• Given problem:
Below is a listing. Gather each line of it that contains "document".

-.-.-

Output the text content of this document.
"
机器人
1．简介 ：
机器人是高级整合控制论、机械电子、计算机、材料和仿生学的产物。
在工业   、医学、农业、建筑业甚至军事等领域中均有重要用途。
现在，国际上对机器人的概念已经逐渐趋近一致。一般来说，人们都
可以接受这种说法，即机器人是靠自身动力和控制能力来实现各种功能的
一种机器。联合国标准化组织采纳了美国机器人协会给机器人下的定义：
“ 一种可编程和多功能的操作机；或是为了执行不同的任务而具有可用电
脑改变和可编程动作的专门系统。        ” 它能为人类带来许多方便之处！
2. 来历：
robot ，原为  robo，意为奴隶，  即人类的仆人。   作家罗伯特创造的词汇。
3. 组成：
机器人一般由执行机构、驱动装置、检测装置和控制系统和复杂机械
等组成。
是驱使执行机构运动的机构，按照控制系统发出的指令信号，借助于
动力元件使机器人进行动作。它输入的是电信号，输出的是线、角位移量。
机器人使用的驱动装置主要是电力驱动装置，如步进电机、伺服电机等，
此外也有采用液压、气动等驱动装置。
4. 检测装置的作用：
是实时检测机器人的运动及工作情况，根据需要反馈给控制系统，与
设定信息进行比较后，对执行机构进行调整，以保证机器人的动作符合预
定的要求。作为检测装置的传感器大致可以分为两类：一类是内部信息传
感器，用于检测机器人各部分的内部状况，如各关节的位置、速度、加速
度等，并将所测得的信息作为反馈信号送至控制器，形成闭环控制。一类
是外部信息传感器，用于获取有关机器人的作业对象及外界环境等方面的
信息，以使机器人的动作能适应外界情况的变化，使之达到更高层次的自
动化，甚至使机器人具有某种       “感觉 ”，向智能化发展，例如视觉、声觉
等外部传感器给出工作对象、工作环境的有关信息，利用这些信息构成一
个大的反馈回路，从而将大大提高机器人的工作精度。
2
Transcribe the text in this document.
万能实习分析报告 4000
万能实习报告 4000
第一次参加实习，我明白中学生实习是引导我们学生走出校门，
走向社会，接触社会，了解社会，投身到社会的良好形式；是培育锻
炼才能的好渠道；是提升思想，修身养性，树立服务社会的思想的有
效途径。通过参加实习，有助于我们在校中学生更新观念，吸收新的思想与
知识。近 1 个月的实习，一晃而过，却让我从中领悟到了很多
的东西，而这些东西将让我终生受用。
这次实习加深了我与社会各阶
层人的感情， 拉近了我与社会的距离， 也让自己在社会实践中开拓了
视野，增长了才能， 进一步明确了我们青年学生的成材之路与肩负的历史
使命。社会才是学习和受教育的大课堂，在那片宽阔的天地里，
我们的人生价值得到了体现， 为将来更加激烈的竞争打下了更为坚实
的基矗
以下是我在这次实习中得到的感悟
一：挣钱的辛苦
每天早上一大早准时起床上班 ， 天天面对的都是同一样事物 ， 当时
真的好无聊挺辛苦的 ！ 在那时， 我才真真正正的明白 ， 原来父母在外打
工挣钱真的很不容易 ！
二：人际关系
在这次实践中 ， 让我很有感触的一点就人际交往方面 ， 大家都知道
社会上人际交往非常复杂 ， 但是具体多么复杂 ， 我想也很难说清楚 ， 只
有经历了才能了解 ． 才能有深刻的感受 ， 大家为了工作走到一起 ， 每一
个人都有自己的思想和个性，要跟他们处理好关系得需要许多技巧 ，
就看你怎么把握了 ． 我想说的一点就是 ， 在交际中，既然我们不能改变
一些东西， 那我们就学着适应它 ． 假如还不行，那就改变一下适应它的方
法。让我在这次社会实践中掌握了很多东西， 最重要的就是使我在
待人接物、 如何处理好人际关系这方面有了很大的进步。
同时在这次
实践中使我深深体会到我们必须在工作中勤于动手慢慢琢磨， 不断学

-.-.-

• Exercise output:
Output the text content of this document.
Transcribe the text in this document.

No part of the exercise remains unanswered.